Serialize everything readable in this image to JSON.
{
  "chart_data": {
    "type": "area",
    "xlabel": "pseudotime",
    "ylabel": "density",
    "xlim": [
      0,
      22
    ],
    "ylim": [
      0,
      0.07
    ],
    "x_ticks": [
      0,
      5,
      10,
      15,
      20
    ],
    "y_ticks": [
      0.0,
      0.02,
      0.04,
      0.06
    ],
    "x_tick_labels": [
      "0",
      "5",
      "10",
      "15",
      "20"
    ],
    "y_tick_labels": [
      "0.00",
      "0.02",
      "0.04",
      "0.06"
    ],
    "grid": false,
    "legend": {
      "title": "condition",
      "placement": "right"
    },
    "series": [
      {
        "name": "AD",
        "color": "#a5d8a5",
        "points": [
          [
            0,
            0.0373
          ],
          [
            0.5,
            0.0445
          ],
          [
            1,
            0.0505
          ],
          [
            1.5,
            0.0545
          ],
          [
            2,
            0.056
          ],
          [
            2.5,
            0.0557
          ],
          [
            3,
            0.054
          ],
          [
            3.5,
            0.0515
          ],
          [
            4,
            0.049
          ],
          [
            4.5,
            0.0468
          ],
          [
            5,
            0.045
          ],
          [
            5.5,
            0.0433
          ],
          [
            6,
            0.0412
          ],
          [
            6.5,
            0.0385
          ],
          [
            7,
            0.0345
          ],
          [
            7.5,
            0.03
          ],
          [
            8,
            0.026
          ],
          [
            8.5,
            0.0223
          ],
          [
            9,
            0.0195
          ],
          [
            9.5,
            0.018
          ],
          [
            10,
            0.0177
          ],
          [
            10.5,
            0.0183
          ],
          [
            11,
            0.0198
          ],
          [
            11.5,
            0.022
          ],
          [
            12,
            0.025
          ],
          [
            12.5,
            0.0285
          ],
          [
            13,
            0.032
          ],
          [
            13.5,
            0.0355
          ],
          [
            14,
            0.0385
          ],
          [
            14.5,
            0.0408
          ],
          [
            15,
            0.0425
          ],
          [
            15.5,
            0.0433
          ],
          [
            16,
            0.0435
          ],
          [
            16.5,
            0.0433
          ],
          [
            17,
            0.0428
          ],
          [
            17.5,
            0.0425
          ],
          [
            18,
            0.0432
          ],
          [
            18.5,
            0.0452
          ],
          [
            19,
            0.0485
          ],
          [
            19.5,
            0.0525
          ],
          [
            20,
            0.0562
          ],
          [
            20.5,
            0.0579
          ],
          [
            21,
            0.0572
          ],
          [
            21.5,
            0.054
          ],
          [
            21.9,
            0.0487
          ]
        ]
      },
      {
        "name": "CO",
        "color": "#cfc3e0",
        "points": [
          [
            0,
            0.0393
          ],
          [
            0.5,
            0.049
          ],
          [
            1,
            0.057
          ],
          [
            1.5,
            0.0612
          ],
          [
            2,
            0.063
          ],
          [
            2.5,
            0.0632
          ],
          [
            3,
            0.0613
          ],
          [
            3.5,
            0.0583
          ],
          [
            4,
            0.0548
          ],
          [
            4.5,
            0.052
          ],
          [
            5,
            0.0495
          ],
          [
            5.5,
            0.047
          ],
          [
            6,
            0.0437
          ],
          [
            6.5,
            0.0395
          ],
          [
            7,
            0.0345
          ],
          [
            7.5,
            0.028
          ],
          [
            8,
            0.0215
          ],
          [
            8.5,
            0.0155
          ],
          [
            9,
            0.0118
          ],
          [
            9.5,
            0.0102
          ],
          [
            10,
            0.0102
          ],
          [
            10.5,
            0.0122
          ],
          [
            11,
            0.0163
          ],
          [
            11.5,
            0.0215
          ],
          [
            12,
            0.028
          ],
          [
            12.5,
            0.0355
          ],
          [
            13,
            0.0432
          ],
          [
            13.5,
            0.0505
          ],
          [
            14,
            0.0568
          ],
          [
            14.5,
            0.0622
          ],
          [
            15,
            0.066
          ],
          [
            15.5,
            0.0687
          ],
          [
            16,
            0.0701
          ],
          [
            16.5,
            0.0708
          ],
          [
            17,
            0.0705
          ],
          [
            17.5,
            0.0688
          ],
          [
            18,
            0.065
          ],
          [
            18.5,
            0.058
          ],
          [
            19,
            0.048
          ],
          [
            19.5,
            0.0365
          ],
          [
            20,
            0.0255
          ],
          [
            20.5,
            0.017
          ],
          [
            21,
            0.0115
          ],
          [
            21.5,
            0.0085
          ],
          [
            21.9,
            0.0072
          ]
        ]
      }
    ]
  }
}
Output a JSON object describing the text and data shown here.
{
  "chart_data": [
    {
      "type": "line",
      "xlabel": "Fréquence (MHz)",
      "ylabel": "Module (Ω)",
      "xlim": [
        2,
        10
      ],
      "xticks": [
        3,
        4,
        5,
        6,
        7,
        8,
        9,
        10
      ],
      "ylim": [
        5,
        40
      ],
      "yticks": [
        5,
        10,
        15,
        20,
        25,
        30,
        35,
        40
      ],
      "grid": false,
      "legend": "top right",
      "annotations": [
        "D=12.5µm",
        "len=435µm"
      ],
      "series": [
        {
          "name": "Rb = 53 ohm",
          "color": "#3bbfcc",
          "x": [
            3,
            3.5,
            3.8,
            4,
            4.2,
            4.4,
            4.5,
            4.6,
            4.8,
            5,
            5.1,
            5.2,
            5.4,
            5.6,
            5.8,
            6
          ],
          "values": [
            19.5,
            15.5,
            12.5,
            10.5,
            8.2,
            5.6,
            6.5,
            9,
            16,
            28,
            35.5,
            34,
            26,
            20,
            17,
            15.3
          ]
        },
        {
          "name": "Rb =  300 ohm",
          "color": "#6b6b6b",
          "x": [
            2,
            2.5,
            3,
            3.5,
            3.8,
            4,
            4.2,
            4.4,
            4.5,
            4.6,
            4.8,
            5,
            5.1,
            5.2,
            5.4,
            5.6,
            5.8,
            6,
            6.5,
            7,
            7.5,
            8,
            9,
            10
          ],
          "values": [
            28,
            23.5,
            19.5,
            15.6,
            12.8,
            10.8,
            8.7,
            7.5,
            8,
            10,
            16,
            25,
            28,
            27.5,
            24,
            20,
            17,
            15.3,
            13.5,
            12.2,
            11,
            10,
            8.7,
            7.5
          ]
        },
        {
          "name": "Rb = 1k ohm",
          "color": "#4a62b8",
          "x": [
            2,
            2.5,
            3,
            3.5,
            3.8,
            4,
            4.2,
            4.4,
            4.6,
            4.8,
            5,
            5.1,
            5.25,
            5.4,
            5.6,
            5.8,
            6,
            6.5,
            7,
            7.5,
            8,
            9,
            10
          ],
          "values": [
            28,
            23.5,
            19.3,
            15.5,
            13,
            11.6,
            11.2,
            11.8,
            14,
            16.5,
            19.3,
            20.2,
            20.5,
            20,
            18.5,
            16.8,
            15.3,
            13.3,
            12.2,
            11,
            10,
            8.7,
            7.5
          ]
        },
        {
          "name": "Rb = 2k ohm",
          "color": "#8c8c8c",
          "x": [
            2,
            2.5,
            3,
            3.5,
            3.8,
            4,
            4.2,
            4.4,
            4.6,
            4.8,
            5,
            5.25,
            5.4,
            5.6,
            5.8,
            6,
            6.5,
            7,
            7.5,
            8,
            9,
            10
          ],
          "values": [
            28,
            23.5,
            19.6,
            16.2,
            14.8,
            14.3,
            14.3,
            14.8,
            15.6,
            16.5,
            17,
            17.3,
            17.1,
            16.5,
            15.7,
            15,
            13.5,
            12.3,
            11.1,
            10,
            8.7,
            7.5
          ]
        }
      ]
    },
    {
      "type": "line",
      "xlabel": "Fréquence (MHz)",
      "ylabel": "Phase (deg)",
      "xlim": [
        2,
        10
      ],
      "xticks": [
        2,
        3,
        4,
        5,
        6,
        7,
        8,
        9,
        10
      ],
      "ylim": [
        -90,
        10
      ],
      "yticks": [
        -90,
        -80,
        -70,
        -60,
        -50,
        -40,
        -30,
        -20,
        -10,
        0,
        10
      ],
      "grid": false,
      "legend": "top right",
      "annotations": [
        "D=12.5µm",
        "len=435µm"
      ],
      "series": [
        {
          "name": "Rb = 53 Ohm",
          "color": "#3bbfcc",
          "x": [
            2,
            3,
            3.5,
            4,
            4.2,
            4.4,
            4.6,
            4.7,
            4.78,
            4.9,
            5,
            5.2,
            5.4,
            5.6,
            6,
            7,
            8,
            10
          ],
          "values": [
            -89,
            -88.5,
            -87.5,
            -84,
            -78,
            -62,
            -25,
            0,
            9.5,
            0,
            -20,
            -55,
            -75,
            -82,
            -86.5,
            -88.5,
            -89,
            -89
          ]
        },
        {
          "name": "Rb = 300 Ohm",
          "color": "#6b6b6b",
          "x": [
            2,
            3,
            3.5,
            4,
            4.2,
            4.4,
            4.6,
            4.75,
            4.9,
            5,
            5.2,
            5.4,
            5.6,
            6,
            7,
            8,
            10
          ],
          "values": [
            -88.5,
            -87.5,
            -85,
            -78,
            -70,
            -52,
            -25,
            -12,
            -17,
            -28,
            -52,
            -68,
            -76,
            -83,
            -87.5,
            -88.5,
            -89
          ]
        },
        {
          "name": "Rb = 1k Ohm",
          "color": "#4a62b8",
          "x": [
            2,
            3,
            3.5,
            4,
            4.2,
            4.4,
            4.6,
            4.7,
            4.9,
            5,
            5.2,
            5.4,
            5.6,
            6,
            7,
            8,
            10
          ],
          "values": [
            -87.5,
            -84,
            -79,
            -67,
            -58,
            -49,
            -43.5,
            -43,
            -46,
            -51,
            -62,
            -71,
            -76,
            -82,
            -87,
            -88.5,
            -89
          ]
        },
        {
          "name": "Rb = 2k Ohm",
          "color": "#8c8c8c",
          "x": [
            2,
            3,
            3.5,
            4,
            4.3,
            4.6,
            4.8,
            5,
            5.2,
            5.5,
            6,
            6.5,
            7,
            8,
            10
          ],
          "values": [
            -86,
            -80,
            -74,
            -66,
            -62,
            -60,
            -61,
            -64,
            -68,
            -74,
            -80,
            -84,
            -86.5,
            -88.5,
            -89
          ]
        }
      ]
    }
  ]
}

::::::::::

Work to complete: What is the number of lines that hold the string "ylabel"? Reply with that number alone.

Task result: 3